> _TASK DETAILS_: Copy the data that follows exactly. Include no pictures.

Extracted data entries
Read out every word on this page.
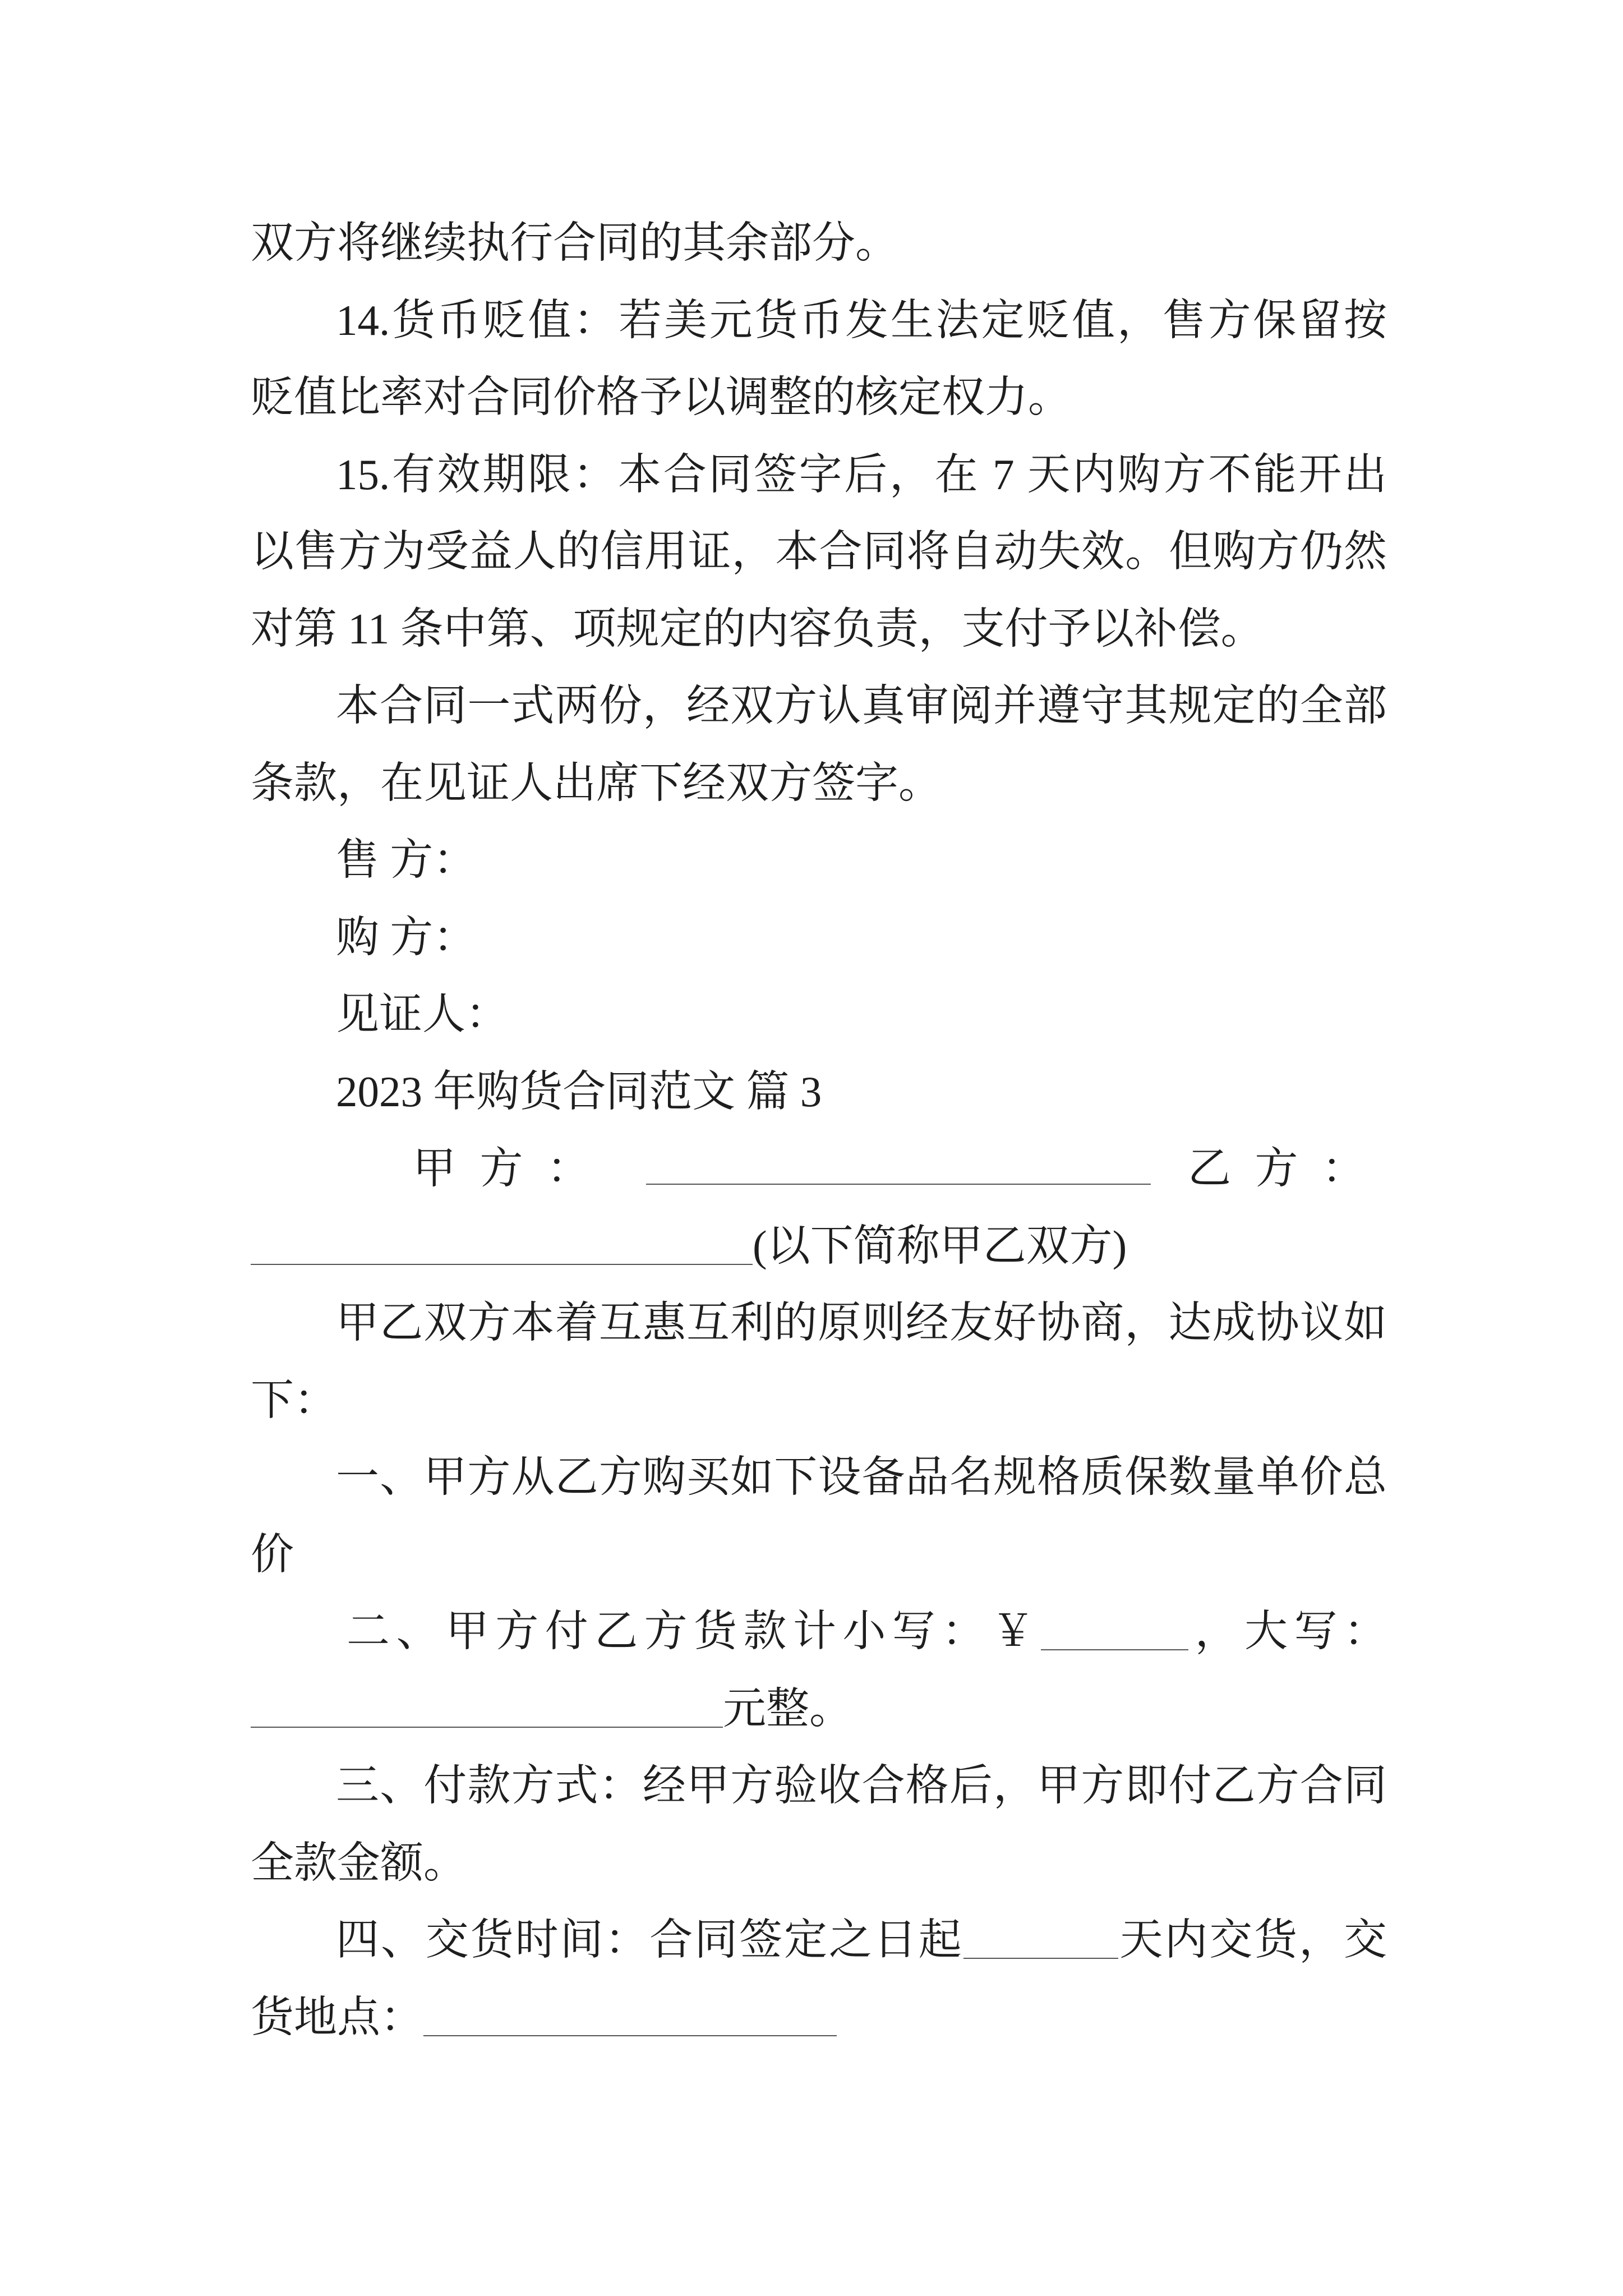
双方将继续执行合同的其余部分。
14.货币贬值：若美元货币发生法定贬值，售方保留按
贬值比率对合同价格予以调整的核定权力。
15.有效期限：本合同签字后，在 7 天内购方不能开出
以售方为受益人的信用证，本合同将自动失效。但购方仍然
对第 11 条中第、项规定的内容负责，支付予以补偿。
本合同一式两份，经双方认真审阅并遵守其规定的全部
条款，在见证人出席下经双方签字。
售 方：
购 方：
见证人：
2023 年购货合同范文 篇 3
甲 方 ：	乙 方 ：
(以下简称甲乙双方)
甲乙双方本着互惠互利的原则经友好协商，达成协议如
下：
一、甲方从乙方购买如下设备品名规格质保数量单价总
价
二、甲方付乙方货款计小写：￥	，大写：
元整。
三、付款方式：经甲方验收合格后，甲方即付乙方合同
全款金额。
四、交货时间：合同签定之日起	天内交货，交
货地点：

> _SOLUTION TO THE EXERCISE_:
Read out every word on this page.
双方将继续执行合同的其余部分。
14.货币贬值：若美元货币发生法定贬值，售方保留按
贬值比率对合同价格予以调整的核定权力。
15.有效期限：本合同签字后，在 7 天内购方不能开出
以售方为受益人的信用证，本合同将自动失效。但购方仍然
对第 11 条中第、项规定的内容负责，支付予以补偿。
本合同一式两份，经双方认真审阅并遵守其规定的全部
条款，在见证人出席下经双方签字。
售 方：
购 方：
见证人：
2023 年购货合同范文 篇 3
甲 方 ：	乙 方 ：
(以下简称甲乙双方)
甲乙双方本着互惠互利的原则经友好协商，达成协议如
下：
一、甲方从乙方购买如下设备品名规格质保数量单价总
价
二、甲方付乙方货款计小写：￥	，大写：
元整。
三、付款方式：经甲方验收合格后，甲方即付乙方合同
全款金额。
四、交货时间：合同签定之日起	天内交货，交
货地点：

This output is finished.